Begin Material for this task

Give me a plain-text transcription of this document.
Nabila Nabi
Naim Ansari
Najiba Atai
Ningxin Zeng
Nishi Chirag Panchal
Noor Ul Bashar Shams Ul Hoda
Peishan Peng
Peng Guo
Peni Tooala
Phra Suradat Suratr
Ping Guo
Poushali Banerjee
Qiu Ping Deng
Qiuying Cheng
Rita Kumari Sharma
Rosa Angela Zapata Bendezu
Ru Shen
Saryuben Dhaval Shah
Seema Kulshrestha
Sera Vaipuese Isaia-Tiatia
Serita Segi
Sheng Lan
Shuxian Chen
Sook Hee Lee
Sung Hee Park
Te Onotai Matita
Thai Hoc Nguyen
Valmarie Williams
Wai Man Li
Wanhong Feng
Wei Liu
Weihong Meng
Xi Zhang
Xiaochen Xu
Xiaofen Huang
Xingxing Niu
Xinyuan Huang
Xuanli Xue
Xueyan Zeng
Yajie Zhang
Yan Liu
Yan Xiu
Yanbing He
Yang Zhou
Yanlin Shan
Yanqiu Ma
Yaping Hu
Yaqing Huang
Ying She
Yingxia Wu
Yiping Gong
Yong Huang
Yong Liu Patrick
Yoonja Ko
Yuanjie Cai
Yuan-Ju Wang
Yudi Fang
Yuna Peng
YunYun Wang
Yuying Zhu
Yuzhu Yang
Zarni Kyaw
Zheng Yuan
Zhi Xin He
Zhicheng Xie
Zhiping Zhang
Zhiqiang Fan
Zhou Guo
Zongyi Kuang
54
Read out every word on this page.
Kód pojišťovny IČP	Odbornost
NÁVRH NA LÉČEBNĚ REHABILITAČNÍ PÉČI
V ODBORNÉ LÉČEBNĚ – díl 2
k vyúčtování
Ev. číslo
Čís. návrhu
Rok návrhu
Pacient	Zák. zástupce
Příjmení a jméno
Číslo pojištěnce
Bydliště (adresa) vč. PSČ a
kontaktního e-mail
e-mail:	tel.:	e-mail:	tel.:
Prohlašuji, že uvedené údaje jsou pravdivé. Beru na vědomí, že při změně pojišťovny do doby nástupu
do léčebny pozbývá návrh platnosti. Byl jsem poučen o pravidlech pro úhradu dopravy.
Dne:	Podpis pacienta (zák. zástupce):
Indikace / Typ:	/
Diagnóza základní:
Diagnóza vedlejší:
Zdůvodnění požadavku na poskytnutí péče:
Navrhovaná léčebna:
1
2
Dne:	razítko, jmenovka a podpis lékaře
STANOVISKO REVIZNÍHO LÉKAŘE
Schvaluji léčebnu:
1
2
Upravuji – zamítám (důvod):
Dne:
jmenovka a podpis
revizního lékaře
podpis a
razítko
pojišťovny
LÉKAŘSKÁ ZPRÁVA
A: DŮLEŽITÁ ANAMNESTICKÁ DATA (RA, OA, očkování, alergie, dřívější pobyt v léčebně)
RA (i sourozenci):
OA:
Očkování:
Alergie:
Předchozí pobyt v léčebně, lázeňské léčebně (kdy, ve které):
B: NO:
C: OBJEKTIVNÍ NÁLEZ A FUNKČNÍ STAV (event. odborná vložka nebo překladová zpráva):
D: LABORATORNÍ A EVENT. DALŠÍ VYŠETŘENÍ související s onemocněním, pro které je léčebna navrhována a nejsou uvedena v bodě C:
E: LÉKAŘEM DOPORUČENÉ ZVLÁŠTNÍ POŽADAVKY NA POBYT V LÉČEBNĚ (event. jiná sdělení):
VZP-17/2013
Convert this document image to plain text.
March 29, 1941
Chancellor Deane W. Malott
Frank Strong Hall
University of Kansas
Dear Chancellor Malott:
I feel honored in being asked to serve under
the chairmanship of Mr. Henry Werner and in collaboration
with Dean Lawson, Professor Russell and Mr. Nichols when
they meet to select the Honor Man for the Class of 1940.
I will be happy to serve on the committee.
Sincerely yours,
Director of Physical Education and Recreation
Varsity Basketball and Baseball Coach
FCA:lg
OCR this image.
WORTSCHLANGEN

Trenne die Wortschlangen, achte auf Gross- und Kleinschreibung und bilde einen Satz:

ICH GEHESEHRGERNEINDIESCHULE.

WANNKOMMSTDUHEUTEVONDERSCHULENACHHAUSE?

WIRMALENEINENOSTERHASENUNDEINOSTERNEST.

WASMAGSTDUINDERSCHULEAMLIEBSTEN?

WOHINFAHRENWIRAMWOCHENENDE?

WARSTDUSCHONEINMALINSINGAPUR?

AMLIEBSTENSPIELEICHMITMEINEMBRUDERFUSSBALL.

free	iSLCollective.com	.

End Material for this task

Direction | Transcribe the records above exactly as they appear.

Task answer |
Give me a plain-text transcription of this document.
Nabila Nabi
Naim Ansari
Najiba Atai
Ningxin Zeng
Nishi Chirag Panchal
Noor Ul Bashar Shams Ul Hoda
Peishan Peng
Peng Guo
Peni Tooala
Phra Suradat Suratr
Ping Guo
Poushali Banerjee
Qiu Ping Deng
Qiuying Cheng
Rita Kumari Sharma
Rosa Angela Zapata Bendezu
Ru Shen
Saryuben Dhaval Shah
Seema Kulshrestha
Sera Vaipuese Isaia-Tiatia
Serita Segi
Sheng Lan
Shuxian Chen
Sook Hee Lee
Sung Hee Park
Te Onotai Matita
Thai Hoc Nguyen
Valmarie Williams
Wai Man Li
Wanhong Feng
Wei Liu
Weihong Meng
Xi Zhang
Xiaochen Xu
Xiaofen Huang
Xingxing Niu
Xinyuan Huang
Xuanli Xue
Xueyan Zeng
Yajie Zhang
Yan Liu
Yan Xiu
Yanbing He
Yang Zhou
Yanlin Shan
Yanqiu Ma
Yaping Hu
Yaqing Huang
Ying She
Yingxia Wu
Yiping Gong
Yong Huang
Yong Liu Patrick
Yoonja Ko
Yuanjie Cai
Yuan-Ju Wang
Yudi Fang
Yuna Peng
YunYun Wang
Yuying Zhu
Yuzhu Yang
Zarni Kyaw
Zheng Yuan
Zhi Xin He
Zhicheng Xie
Zhiping Zhang
Zhiqiang Fan
Zhou Guo
Zongyi Kuang
54
Read out every word on this page.
Kód pojišťovny IČP	Odbornost
NÁVRH NA LÉČEBNĚ REHABILITAČNÍ PÉČI
V ODBORNÉ LÉČEBNĚ – díl 2
k vyúčtování
Ev. číslo
Čís. návrhu
Rok návrhu
Pacient	Zák. zástupce
Příjmení a jméno
Číslo pojištěnce
Bydliště (adresa) vč. PSČ a
kontaktního e-mail
e-mail:	tel.:	e-mail:	tel.:
Prohlašuji, že uvedené údaje jsou pravdivé. Beru na vědomí, že při změně pojišťovny do doby nástupu
do léčebny pozbývá návrh platnosti. Byl jsem poučen o pravidlech pro úhradu dopravy.
Dne:	Podpis pacienta (zák. zástupce):
Indikace / Typ:	/
Diagnóza základní:
Diagnóza vedlejší:
Zdůvodnění požadavku na poskytnutí péče:
Navrhovaná léčebna:
1
2
Dne:	razítko, jmenovka a podpis lékaře
STANOVISKO REVIZNÍHO LÉKAŘE
Schvaluji léčebnu:
1
2
Upravuji – zamítám (důvod):
Dne:
jmenovka a podpis
revizního lékaře
podpis a
razítko
pojišťovny
LÉKAŘSKÁ ZPRÁVA
A: DŮLEŽITÁ ANAMNESTICKÁ DATA (RA, OA, očkování, alergie, dřívější pobyt v léčebně)
RA (i sourozenci):
OA:
Očkování:
Alergie:
Předchozí pobyt v léčebně, lázeňské léčebně (kdy, ve které):
B: NO:
C: OBJEKTIVNÍ NÁLEZ A FUNKČNÍ STAV (event. odborná vložka nebo překladová zpráva):
D: LABORATORNÍ A EVENT. DALŠÍ VYŠETŘENÍ související s onemocněním, pro které je léčebna navrhována a nejsou uvedena v bodě C:
E: LÉKAŘEM DOPORUČENÉ ZVLÁŠTNÍ POŽADAVKY NA POBYT V LÉČEBNĚ (event. jiná sdělení):
VZP-17/2013
Convert this document image to plain text.
March 29, 1941
Chancellor Deane W. Malott
Frank Strong Hall
University of Kansas
Dear Chancellor Malott:
I feel honored in being asked to serve under
the chairmanship of Mr. Henry Werner and in collaboration
with Dean Lawson, Professor Russell and Mr. Nichols when
they meet to select the Honor Man for the Class of 1940.
I will be happy to serve on the committee.
Sincerely yours,
Director of Physical Education and Recreation
Varsity Basketball and Baseball Coach
FCA:lg
OCR this image.
WORTSCHLANGEN

Trenne die Wortschlangen, achte auf Gross- und Kleinschreibung und bilde einen Satz:

ICH GEHESEHRGERNEINDIESCHULE.

WANNKOMMSTDUHEUTEVONDERSCHULENACHHAUSE?

WIRMALENEINENOSTERHASENUNDEINOSTERNEST.

WASMAGSTDUINDERSCHULEAMLIEBSTEN?

WOHINFAHRENWIRAMWOCHENENDE?

WARSTDUSCHONEINMALINSINGAPUR?

AMLIEBSTENSPIELEICHMITMEINEMBRUDERFUSSBALL.

free	iSLCollective.com	.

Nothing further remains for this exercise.